DIRECTION
Would you output the whole listing below, exactly as it reads?

Dataset excerpts

__________________________________________________

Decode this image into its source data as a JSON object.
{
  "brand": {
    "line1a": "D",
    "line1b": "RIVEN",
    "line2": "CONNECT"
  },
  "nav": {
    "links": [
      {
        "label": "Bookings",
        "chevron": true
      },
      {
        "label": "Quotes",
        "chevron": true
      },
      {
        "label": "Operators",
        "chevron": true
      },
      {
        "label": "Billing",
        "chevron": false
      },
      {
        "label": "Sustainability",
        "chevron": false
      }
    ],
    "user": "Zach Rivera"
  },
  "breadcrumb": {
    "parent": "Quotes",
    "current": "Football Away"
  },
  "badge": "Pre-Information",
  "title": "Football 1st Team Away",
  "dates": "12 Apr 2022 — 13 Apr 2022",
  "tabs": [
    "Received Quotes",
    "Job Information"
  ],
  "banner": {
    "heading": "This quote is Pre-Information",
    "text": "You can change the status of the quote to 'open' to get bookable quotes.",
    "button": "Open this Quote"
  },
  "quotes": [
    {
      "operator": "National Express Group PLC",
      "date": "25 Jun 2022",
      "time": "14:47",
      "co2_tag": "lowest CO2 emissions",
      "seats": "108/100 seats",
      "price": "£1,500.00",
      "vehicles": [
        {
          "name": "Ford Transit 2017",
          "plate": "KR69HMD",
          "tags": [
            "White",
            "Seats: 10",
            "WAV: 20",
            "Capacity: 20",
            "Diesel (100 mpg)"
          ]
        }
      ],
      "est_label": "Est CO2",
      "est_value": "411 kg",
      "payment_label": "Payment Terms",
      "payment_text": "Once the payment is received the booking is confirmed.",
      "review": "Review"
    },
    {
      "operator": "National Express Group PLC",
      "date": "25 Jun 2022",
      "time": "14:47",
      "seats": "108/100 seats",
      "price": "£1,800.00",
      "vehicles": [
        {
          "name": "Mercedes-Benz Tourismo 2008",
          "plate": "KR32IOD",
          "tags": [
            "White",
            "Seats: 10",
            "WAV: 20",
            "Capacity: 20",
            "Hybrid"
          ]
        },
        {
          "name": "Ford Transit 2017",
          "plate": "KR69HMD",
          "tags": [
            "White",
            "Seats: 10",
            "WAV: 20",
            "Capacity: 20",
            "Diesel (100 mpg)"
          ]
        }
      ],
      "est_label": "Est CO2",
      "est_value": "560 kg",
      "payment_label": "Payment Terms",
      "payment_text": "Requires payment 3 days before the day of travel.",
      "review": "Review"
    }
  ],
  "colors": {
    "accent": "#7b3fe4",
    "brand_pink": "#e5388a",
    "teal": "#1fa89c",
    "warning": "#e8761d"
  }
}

__________________________________________________

OUTPUT FOR THIS EXERCISE
Decode this image into its source data as a JSON object.
{
  "brand": {
    "line1a": "D",
    "line1b": "RIVEN",
    "line2": "CONNECT"
  },
  "nav": {
    "links": [
      {
        "label": "Bookings",
        "chevron": true
      },
      {
        "label": "Quotes",
        "chevron": true
      },
      {
        "label": "Operators",
        "chevron": true
      },
      {
        "label": "Billing",
        "chevron": false
      },
      {
        "label": "Sustainability",
        "chevron": false
      }
    ],
    "user": "Zach Rivera"
  },
  "breadcrumb": {
    "parent": "Quotes",
    "current": "Football Away"
  },
  "badge": "Pre-Information",
  "title": "Football 1st Team Away",
  "dates": "12 Apr 2022 — 13 Apr 2022",
  "tabs": [
    "Received Quotes",
    "Job Information"
  ],
  "banner": {
    "heading": "This quote is Pre-Information",
    "text": "You can change the status of the quote to 'open' to get bookable quotes.",
    "button": "Open this Quote"
  },
  "quotes": [
    {
      "operator": "National Express Group PLC",
      "date": "25 Jun 2022",
      "time": "14:47",
      "co2_tag": "lowest CO2 emissions",
      "seats": "108/100 seats",
      "price": "£1,500.00",
      "vehicles": [
        {
          "name": "Ford Transit 2017",
          "plate": "KR69HMD",
          "tags": [
            "White",
            "Seats: 10",
            "WAV: 20",
            "Capacity: 20",
            "Diesel (100 mpg)"
          ]
        }
      ],
      "est_label": "Est CO2",
      "est_value": "411 kg",
      "payment_label": "Payment Terms",
      "payment_text": "Once the payment is received the booking is confirmed.",
      "review": "Review"
    },
    {
      "operator": "National Express Group PLC",
      "date": "25 Jun 2022",
      "time": "14:47",
      "seats": "108/100 seats",
      "price": "£1,800.00",
      "vehicles": [
        {
          "name": "Mercedes-Benz Tourismo 2008",
          "plate": "KR32IOD",
          "tags": [
            "White",
            "Seats: 10",
            "WAV: 20",
            "Capacity: 20",
            "Hybrid"
          ]
        },
        {
          "name": "Ford Transit 2017",
          "plate": "KR69HMD",
          "tags": [
            "White",
            "Seats: 10",
            "WAV: 20",
            "Capacity: 20",
            "Diesel (100 mpg)"
          ]
        }
      ],
      "est_label": "Est CO2",
      "est_value": "560 kg",
      "payment_label": "Payment Terms",
      "payment_text": "Requires payment 3 days before the day of travel.",
      "review": "Review"
    }
  ],
  "colors": {
    "accent": "#7b3fe4",
    "brand_pink": "#e5388a",
    "teal": "#1fa89c",
    "warning": "#e8761d"
  }
}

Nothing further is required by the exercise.